RECORD EXTRACTS>
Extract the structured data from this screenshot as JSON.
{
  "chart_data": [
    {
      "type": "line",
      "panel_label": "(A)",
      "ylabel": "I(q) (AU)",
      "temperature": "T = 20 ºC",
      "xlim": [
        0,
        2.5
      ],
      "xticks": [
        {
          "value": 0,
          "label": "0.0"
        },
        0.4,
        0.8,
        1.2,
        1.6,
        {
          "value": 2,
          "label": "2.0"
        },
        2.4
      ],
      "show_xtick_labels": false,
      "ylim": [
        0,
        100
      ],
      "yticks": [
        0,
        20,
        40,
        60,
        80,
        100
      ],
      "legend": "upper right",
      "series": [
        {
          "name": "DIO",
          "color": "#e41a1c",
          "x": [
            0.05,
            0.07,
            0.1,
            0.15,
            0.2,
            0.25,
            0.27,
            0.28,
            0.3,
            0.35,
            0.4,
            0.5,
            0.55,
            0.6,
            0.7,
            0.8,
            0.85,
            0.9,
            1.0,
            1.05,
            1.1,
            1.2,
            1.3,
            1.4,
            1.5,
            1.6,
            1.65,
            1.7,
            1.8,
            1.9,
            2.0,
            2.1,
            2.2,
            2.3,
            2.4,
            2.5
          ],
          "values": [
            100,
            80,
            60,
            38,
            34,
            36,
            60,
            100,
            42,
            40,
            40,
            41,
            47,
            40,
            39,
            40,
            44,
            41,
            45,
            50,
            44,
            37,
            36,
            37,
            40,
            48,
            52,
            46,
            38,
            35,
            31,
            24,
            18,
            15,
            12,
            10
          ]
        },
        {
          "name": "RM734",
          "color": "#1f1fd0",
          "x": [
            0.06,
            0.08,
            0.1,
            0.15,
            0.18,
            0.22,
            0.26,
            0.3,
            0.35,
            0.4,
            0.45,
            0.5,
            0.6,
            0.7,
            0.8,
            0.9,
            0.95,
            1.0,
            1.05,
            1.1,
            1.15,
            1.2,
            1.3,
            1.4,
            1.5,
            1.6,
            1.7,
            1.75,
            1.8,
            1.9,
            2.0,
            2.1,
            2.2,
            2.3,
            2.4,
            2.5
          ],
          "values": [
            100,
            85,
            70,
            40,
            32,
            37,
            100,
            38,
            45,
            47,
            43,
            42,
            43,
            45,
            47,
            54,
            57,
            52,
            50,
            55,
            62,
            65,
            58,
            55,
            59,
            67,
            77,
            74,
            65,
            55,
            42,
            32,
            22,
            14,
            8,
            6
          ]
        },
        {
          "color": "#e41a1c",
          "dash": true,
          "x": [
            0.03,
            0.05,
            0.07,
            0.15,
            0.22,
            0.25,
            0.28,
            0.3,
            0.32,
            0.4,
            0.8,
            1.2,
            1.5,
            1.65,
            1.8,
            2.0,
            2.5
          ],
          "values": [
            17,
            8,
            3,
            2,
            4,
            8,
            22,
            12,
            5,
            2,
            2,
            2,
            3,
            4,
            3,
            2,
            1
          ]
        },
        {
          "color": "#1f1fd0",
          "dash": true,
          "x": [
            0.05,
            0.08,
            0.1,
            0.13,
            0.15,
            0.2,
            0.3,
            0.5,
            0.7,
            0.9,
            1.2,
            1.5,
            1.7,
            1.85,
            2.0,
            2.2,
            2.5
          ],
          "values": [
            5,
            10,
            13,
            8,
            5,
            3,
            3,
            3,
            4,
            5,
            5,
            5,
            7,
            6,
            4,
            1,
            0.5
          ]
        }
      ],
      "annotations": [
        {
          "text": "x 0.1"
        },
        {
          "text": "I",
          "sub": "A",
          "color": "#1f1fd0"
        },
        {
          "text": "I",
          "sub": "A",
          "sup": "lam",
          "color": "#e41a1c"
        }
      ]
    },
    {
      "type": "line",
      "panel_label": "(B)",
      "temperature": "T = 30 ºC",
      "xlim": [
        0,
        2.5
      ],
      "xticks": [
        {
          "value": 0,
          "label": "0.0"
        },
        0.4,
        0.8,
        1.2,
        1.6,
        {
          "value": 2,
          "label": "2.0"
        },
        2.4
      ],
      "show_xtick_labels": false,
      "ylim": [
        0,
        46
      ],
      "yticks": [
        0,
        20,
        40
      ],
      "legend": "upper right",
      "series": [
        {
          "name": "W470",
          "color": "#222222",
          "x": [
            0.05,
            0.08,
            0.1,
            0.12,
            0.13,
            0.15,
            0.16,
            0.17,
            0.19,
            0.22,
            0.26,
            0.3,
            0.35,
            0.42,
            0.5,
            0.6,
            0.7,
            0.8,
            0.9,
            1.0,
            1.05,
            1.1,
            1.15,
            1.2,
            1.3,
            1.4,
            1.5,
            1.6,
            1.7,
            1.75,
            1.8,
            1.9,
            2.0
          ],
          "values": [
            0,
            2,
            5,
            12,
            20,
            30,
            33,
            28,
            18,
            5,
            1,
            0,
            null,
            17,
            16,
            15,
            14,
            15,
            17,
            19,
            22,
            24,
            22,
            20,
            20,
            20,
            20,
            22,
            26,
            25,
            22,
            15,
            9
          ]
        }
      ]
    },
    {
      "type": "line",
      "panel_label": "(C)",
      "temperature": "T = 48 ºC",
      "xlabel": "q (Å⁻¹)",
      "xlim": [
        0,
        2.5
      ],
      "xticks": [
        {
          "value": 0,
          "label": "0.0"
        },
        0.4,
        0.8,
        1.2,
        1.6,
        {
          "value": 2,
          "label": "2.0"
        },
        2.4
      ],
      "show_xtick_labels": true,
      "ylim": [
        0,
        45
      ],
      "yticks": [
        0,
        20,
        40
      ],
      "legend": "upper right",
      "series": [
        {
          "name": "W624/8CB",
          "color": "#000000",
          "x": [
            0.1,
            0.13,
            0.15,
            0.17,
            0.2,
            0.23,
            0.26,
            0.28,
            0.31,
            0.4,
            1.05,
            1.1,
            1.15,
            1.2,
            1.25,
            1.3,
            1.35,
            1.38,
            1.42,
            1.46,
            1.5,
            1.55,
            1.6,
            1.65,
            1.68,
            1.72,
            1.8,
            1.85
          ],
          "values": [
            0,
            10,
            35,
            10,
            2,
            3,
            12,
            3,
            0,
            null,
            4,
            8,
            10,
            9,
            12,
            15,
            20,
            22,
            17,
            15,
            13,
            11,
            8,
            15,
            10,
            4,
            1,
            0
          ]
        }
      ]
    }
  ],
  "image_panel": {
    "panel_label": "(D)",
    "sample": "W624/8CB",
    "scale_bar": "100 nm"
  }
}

EXERCISE TASK>
Return every entry exactly as given.

SOLUTION FOR THIS PROBLEM>
Extract the structured data from this screenshot as JSON.
{
  "chart_data": [
    {
      "type": "line",
      "panel_label": "(A)",
      "ylabel": "I(q) (AU)",
      "temperature": "T = 20 ºC",
      "xlim": [
        0,
        2.5
      ],
      "xticks": [
        {
          "value": 0,
          "label": "0.0"
        },
        0.4,
        0.8,
        1.2,
        1.6,
        {
          "value": 2,
          "label": "2.0"
        },
        2.4
      ],
      "show_xtick_labels": false,
      "ylim": [
        0,
        100
      ],
      "yticks": [
        0,
        20,
        40,
        60,
        80,
        100
      ],
      "legend": "upper right",
      "series": [
        {
          "name": "DIO",
          "color": "#e41a1c",
          "x": [
            0.05,
            0.07,
            0.1,
            0.15,
            0.2,
            0.25,
            0.27,
            0.28,
            0.3,
            0.35,
            0.4,
            0.5,
            0.55,
            0.6,
            0.7,
            0.8,
            0.85,
            0.9,
            1.0,
            1.05,
            1.1,
            1.2,
            1.3,
            1.4,
            1.5,
            1.6,
            1.65,
            1.7,
            1.8,
            1.9,
            2.0,
            2.1,
            2.2,
            2.3,
            2.4,
            2.5
          ],
          "values": [
            100,
            80,
            60,
            38,
            34,
            36,
            60,
            100,
            42,
            40,
            40,
            41,
            47,
            40,
            39,
            40,
            44,
            41,
            45,
            50,
            44,
            37,
            36,
            37,
            40,
            48,
            52,
            46,
            38,
            35,
            31,
            24,
            18,
            15,
            12,
            10
          ]
        },
        {
          "name": "RM734",
          "color": "#1f1fd0",
          "x": [
            0.06,
            0.08,
            0.1,
            0.15,
            0.18,
            0.22,
            0.26,
            0.3,
            0.35,
            0.4,
            0.45,
            0.5,
            0.6,
            0.7,
            0.8,
            0.9,
            0.95,
            1.0,
            1.05,
            1.1,
            1.15,
            1.2,
            1.3,
            1.4,
            1.5,
            1.6,
            1.7,
            1.75,
            1.8,
            1.9,
            2.0,
            2.1,
            2.2,
            2.3,
            2.4,
            2.5
          ],
          "values": [
            100,
            85,
            70,
            40,
            32,
            37,
            100,
            38,
            45,
            47,
            43,
            42,
            43,
            45,
            47,
            54,
            57,
            52,
            50,
            55,
            62,
            65,
            58,
            55,
            59,
            67,
            77,
            74,
            65,
            55,
            42,
            32,
            22,
            14,
            8,
            6
          ]
        },
        {
          "color": "#e41a1c",
          "dash": true,
          "x": [
            0.03,
            0.05,
            0.07,
            0.15,
            0.22,
            0.25,
            0.28,
            0.3,
            0.32,
            0.4,
            0.8,
            1.2,
            1.5,
            1.65,
            1.8,
            2.0,
            2.5
          ],
          "values": [
            17,
            8,
            3,
            2,
            4,
            8,
            22,
            12,
            5,
            2,
            2,
            2,
            3,
            4,
            3,
            2,
            1
          ]
        },
        {
          "color": "#1f1fd0",
          "dash": true,
          "x": [
            0.05,
            0.08,
            0.1,
            0.13,
            0.15,
            0.2,
            0.3,
            0.5,
            0.7,
            0.9,
            1.2,
            1.5,
            1.7,
            1.85,
            2.0,
            2.2,
            2.5
          ],
          "values": [
            5,
            10,
            13,
            8,
            5,
            3,
            3,
            3,
            4,
            5,
            5,
            5,
            7,
            6,
            4,
            1,
            0.5
          ]
        }
      ],
      "annotations": [
        {
          "text": "x 0.1"
        },
        {
          "text": "I",
          "sub": "A",
          "color": "#1f1fd0"
        },
        {
          "text": "I",
          "sub": "A",
          "sup": "lam",
          "color": "#e41a1c"
        }
      ]
    },
    {
      "type": "line",
      "panel_label": "(B)",
      "temperature": "T = 30 ºC",
      "xlim": [
        0,
        2.5
      ],
      "xticks": [
        {
          "value": 0,
          "label": "0.0"
        },
        0.4,
        0.8,
        1.2,
        1.6,
        {
          "value": 2,
          "label": "2.0"
        },
        2.4
      ],
      "show_xtick_labels": false,
      "ylim": [
        0,
        46
      ],
      "yticks": [
        0,
        20,
        40
      ],
      "legend": "upper right",
      "series": [
        {
          "name": "W470",
          "color": "#222222",
          "x": [
            0.05,
            0.08,
            0.1,
            0.12,
            0.13,
            0.15,
            0.16,
            0.17,
            0.19,
            0.22,
            0.26,
            0.3,
            0.35,
            0.42,
            0.5,
            0.6,
            0.7,
            0.8,
            0.9,
            1.0,
            1.05,
            1.1,
            1.15,
            1.2,
            1.3,
            1.4,
            1.5,
            1.6,
            1.7,
            1.75,
            1.8,
            1.9,
            2.0
          ],
          "values": [
            0,
            2,
            5,
            12,
            20,
            30,
            33,
            28,
            18,
            5,
            1,
            0,
            null,
            17,
            16,
            15,
            14,
            15,
            17,
            19,
            22,
            24,
            22,
            20,
            20,
            20,
            20,
            22,
            26,
            25,
            22,
            15,
            9
          ]
        }
      ]
    },
    {
      "type": "line",
      "panel_label": "(C)",
      "temperature": "T = 48 ºC",
      "xlabel": "q (Å⁻¹)",
      "xlim": [
        0,
        2.5
      ],
      "xticks": [
        {
          "value": 0,
          "label": "0.0"
        },
        0.4,
        0.8,
        1.2,
        1.6,
        {
          "value": 2,
          "label": "2.0"
        },
        2.4
      ],
      "show_xtick_labels": true,
      "ylim": [
        0,
        45
      ],
      "yticks": [
        0,
        20,
        40
      ],
      "legend": "upper right",
      "series": [
        {
          "name": "W624/8CB",
          "color": "#000000",
          "x": [
            0.1,
            0.13,
            0.15,
            0.17,
            0.2,
            0.23,
            0.26,
            0.28,
            0.31,
            0.4,
            1.05,
            1.1,
            1.15,
            1.2,
            1.25,
            1.3,
            1.35,
            1.38,
            1.42,
            1.46,
            1.5,
            1.55,
            1.6,
            1.65,
            1.68,
            1.72,
            1.8,
            1.85
          ],
          "values": [
            0,
            10,
            35,
            10,
            2,
            3,
            12,
            3,
            0,
            null,
            4,
            8,
            10,
            9,
            12,
            15,
            20,
            22,
            17,
            15,
            13,
            11,
            8,
            15,
            10,
            4,
            1,
            0
          ]
        }
      ]
    }
  ],
  "image_panel": {
    "panel_label": "(D)",
    "sample": "W624/8CB",
    "scale_bar": "100 nm"
  }
}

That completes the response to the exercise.